### WHAT NEEDS TO BE DONE:
Spot each line in the records below where the word "opaco" occurs, then copy it.

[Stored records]
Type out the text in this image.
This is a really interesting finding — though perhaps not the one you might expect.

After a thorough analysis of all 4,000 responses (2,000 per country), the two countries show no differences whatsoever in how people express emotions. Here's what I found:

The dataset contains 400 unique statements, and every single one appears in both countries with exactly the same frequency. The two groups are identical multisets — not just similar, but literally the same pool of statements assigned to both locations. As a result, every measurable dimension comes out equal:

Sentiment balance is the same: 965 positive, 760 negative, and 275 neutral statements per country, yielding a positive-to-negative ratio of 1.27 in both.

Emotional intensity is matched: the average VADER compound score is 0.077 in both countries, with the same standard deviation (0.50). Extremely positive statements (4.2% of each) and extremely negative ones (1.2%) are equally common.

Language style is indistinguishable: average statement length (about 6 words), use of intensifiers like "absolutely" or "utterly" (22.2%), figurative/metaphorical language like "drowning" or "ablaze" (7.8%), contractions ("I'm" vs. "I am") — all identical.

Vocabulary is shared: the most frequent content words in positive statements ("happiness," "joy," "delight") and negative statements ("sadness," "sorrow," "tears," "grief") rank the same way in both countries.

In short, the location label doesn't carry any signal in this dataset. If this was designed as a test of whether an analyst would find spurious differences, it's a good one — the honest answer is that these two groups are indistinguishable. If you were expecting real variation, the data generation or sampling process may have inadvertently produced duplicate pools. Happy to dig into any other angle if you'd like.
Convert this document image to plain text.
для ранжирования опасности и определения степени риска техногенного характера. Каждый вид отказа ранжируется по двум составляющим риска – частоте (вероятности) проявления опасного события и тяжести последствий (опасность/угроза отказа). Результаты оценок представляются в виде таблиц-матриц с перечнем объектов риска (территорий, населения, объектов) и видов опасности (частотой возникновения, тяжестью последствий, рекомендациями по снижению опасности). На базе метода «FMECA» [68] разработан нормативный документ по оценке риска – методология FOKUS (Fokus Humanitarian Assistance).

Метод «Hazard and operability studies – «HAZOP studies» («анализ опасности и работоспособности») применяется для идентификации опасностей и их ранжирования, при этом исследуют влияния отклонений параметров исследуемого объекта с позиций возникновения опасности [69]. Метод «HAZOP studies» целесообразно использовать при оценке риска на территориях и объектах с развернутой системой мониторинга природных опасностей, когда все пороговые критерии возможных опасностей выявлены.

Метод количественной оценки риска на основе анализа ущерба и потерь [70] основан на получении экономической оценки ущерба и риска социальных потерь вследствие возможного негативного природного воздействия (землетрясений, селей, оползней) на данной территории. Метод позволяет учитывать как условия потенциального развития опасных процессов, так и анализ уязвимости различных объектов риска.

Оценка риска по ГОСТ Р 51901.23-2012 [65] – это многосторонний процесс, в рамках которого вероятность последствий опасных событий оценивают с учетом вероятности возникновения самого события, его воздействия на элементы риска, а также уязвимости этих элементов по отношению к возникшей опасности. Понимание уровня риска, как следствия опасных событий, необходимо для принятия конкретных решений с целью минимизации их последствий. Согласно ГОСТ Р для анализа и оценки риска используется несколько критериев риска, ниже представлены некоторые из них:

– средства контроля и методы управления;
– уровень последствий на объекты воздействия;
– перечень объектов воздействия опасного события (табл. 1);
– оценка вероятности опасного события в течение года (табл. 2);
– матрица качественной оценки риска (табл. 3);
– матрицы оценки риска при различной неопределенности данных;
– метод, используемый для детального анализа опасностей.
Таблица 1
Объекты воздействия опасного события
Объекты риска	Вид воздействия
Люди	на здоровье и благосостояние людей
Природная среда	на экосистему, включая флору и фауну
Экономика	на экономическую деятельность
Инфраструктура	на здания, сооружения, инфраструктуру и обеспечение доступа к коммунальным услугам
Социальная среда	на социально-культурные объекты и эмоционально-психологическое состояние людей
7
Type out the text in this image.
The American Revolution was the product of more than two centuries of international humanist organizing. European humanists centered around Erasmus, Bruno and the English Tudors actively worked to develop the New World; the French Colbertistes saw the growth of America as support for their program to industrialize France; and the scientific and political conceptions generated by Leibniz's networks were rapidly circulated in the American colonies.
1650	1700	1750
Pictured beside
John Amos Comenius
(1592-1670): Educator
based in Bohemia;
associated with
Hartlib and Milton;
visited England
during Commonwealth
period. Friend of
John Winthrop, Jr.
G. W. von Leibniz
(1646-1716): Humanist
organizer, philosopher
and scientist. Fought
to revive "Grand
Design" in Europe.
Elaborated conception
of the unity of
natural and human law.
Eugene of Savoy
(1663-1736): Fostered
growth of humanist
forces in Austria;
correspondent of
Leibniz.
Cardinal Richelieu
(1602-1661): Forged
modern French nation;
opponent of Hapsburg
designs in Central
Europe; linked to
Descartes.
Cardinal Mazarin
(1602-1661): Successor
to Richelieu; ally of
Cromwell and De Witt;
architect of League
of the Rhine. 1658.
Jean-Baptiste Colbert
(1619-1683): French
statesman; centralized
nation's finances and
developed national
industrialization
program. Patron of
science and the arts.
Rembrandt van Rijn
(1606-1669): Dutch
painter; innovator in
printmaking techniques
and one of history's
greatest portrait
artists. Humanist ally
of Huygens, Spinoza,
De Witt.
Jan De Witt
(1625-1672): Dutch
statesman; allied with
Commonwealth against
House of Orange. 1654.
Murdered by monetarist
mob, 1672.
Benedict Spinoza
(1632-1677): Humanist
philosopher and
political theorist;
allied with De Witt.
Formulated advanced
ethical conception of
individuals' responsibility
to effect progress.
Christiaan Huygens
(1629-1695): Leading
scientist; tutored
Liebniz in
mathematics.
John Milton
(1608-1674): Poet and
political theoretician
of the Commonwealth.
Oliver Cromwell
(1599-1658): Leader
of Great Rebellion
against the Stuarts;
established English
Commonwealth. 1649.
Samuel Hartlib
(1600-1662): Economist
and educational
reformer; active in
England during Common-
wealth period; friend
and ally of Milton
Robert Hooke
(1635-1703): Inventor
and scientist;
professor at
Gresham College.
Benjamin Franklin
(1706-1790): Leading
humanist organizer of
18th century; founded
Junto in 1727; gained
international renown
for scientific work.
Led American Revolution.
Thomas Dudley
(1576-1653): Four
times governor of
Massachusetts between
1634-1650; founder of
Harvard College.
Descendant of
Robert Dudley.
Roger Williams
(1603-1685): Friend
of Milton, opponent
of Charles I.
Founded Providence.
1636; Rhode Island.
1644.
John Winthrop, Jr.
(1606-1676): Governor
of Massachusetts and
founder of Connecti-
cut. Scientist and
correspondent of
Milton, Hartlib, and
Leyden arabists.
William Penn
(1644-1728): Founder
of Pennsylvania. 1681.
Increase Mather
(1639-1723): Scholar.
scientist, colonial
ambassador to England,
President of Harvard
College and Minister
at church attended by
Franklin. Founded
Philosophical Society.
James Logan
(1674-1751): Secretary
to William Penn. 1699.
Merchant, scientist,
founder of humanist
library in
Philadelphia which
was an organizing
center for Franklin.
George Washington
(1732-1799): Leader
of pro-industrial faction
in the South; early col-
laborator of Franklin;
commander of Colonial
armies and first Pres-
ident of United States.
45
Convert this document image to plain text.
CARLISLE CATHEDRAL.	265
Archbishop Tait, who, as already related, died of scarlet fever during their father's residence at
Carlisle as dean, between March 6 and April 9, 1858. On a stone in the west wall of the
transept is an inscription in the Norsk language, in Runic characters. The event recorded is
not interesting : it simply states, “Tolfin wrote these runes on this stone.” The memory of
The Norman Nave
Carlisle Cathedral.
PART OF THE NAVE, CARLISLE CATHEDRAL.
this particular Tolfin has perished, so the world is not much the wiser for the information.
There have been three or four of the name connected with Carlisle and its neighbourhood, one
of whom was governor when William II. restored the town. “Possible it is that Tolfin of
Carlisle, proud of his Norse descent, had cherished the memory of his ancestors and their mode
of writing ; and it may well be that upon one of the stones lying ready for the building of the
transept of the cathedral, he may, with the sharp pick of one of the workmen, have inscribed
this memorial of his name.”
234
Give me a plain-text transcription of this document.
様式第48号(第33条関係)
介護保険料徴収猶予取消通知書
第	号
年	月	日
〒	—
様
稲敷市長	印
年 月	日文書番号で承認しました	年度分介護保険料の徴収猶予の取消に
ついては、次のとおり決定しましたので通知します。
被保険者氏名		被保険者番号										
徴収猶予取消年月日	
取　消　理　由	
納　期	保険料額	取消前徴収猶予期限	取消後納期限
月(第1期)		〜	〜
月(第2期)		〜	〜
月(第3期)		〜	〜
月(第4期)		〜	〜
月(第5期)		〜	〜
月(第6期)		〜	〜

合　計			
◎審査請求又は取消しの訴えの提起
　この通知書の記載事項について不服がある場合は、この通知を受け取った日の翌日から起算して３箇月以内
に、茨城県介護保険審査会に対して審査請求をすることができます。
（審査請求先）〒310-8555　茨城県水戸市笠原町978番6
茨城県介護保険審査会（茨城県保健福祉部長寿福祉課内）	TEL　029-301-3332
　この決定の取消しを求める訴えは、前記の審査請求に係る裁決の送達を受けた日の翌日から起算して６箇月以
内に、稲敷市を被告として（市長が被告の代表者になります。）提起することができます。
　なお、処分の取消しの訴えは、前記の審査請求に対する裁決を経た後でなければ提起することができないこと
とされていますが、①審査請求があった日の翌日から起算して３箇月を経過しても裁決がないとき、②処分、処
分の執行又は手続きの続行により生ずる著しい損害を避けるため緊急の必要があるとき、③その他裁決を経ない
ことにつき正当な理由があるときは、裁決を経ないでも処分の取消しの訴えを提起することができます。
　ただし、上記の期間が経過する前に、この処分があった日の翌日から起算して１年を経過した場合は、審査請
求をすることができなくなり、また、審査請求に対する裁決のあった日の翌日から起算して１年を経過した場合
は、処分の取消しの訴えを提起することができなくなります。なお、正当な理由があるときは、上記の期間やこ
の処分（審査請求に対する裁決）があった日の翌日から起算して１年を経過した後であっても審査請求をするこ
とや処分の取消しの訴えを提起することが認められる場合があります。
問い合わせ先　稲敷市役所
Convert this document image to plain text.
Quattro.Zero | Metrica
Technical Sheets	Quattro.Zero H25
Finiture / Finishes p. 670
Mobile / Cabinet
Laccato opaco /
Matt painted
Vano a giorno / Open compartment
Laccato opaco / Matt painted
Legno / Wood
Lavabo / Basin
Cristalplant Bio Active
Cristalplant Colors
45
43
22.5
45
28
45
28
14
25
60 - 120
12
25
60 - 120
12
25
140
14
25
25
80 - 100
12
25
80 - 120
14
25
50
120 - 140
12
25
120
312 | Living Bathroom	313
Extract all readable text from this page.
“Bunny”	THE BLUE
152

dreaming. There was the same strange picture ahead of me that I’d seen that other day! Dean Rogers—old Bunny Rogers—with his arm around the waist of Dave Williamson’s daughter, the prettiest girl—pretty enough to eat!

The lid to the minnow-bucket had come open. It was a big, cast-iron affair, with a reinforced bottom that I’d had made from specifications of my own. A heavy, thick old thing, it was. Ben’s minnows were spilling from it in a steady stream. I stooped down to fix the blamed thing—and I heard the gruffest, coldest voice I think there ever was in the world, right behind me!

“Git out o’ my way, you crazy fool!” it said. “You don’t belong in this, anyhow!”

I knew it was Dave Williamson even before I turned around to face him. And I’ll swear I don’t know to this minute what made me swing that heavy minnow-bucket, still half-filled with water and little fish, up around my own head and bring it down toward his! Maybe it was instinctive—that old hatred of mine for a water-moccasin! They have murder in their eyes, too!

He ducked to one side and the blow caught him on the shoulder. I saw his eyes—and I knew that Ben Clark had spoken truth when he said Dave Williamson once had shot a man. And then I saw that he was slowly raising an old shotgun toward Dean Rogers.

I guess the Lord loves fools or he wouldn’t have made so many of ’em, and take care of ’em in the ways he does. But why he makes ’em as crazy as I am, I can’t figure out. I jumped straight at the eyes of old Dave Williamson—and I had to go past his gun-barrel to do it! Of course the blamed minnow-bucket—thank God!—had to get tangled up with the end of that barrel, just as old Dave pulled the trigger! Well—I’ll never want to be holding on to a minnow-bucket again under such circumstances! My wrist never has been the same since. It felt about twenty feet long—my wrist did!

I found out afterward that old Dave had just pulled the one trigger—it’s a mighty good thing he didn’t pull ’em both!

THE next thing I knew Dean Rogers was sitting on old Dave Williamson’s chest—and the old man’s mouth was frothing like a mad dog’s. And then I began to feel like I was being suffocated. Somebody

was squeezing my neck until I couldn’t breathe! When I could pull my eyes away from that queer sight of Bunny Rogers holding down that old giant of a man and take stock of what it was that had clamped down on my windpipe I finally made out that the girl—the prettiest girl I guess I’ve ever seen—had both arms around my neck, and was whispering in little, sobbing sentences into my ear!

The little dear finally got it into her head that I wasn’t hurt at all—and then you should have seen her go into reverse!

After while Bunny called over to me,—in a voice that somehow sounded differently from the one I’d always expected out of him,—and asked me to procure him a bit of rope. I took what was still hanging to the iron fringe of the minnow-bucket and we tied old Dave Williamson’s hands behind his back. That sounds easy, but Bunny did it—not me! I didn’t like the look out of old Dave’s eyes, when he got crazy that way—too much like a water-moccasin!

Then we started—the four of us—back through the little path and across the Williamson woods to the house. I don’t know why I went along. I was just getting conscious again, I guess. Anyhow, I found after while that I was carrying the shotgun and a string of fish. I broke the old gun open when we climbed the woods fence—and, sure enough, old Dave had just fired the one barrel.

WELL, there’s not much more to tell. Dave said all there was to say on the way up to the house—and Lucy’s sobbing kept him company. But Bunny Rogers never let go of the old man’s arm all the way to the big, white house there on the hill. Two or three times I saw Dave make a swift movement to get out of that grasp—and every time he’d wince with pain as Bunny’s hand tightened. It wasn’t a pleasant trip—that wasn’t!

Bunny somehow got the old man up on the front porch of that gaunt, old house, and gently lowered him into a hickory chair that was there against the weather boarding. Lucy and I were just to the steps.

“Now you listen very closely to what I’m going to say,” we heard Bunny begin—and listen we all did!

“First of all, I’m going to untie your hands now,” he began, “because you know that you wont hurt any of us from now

### COMPLETED TASK:
Laccato opaco /
Laccato opaco / Matt painted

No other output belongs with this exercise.